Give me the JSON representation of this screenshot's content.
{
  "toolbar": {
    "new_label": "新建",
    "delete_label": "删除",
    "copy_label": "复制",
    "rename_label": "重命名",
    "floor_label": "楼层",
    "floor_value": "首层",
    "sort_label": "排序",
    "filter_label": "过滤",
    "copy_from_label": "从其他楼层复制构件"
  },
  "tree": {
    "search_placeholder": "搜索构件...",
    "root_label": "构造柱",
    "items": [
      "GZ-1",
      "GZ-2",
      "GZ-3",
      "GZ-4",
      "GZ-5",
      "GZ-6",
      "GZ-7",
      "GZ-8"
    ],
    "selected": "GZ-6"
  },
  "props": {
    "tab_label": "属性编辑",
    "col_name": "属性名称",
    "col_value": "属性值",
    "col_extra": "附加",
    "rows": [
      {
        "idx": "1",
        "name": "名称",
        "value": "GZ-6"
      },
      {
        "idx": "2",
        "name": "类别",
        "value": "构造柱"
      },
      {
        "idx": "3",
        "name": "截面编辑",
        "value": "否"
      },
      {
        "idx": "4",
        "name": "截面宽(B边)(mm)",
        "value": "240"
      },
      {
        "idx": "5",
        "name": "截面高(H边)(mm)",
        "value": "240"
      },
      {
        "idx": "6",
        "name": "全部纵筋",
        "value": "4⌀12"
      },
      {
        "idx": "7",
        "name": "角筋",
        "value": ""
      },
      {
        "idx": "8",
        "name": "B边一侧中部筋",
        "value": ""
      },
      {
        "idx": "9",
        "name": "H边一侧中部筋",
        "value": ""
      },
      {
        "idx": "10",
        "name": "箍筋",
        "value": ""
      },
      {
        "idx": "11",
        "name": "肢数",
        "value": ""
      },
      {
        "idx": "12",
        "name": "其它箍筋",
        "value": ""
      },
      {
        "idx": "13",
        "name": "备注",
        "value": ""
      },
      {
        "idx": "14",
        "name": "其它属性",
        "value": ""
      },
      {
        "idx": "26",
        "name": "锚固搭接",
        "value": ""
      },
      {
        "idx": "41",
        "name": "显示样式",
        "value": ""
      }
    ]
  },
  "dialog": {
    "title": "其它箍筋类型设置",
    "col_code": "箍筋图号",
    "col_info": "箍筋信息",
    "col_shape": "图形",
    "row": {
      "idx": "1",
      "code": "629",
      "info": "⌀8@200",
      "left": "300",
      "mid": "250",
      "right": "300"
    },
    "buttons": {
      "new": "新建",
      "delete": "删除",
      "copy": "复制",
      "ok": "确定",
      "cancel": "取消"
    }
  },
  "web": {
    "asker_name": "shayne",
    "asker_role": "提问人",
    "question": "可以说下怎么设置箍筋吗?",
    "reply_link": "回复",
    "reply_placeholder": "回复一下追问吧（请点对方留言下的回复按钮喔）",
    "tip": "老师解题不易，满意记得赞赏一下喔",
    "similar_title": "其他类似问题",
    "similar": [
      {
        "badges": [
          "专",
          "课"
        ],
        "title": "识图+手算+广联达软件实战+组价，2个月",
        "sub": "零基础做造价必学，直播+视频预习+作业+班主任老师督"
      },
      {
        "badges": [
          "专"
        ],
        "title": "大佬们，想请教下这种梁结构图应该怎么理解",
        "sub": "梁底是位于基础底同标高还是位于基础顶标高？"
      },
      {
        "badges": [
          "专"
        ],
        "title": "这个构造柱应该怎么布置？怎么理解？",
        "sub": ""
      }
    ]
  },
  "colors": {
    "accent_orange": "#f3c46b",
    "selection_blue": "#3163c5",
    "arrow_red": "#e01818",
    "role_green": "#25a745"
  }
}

---*---

Your task is to retype all of the records exactly.

Give me the JSON representation of this screenshot's content.
{
  "toolbar": {
    "new_label": "新建",
    "delete_label": "删除",
    "copy_label": "复制",
    "rename_label": "重命名",
    "floor_label": "楼层",
    "floor_value": "首层",
    "sort_label": "排序",
    "filter_label": "过滤",
    "copy_from_label": "从其他楼层复制构件"
  },
  "tree": {
    "search_placeholder": "搜索构件...",
    "root_label": "构造柱",
    "items": [
      "GZ-1",
      "GZ-2",
      "GZ-3",
      "GZ-4",
      "GZ-5",
      "GZ-6",
      "GZ-7",
      "GZ-8"
    ],
    "selected": "GZ-6"
  },
  "props": {
    "tab_label": "属性编辑",
    "col_name": "属性名称",
    "col_value": "属性值",
    "col_extra": "附加",
    "rows": [
      {
        "idx": "1",
        "name": "名称",
        "value": "GZ-6"
      },
      {
        "idx": "2",
        "name": "类别",
        "value": "构造柱"
      },
      {
        "idx": "3",
        "name": "截面编辑",
        "value": "否"
      },
      {
        "idx": "4",
        "name": "截面宽(B边)(mm)",
        "value": "240"
      },
      {
        "idx": "5",
        "name": "截面高(H边)(mm)",
        "value": "240"
      },
      {
        "idx": "6",
        "name": "全部纵筋",
        "value": "4⌀12"
      },
      {
        "idx": "7",
        "name": "角筋",
        "value": ""
      },
      {
        "idx": "8",
        "name": "B边一侧中部筋",
        "value": ""
      },
      {
        "idx": "9",
        "name": "H边一侧中部筋",
        "value": ""
      },
      {
        "idx": "10",
        "name": "箍筋",
        "value": ""
      },
      {
        "idx": "11",
        "name": "肢数",
        "value": ""
      },
      {
        "idx": "12",
        "name": "其它箍筋",
        "value": ""
      },
      {
        "idx": "13",
        "name": "备注",
        "value": ""
      },
      {
        "idx": "14",
        "name": "其它属性",
        "value": ""
      },
      {
        "idx": "26",
        "name": "锚固搭接",
        "value": ""
      },
      {
        "idx": "41",
        "name": "显示样式",
        "value": ""
      }
    ]
  },
  "dialog": {
    "title": "其它箍筋类型设置",
    "col_code": "箍筋图号",
    "col_info": "箍筋信息",
    "col_shape": "图形",
    "row": {
      "idx": "1",
      "code": "629",
      "info": "⌀8@200",
      "left": "300",
      "mid": "250",
      "right": "300"
    },
    "buttons": {
      "new": "新建",
      "delete": "删除",
      "copy": "复制",
      "ok": "确定",
      "cancel": "取消"
    }
  },
  "web": {
    "asker_name": "shayne",
    "asker_role": "提问人",
    "question": "可以说下怎么设置箍筋吗?",
    "reply_link": "回复",
    "reply_placeholder": "回复一下追问吧（请点对方留言下的回复按钮喔）",
    "tip": "老师解题不易，满意记得赞赏一下喔",
    "similar_title": "其他类似问题",
    "similar": [
      {
        "badges": [
          "专",
          "课"
        ],
        "title": "识图+手算+广联达软件实战+组价，2个月",
        "sub": "零基础做造价必学，直播+视频预习+作业+班主任老师督"
      },
      {
        "badges": [
          "专"
        ],
        "title": "大佬们，想请教下这种梁结构图应该怎么理解",
        "sub": "梁底是位于基础底同标高还是位于基础顶标高？"
      },
      {
        "badges": [
          "专"
        ],
        "title": "这个构造柱应该怎么布置？怎么理解？",
        "sub": ""
      }
    ]
  },
  "colors": {
    "accent_orange": "#f3c46b",
    "selection_blue": "#3163c5",
    "arrow_red": "#e01818",
    "role_green": "#25a745"
  }
}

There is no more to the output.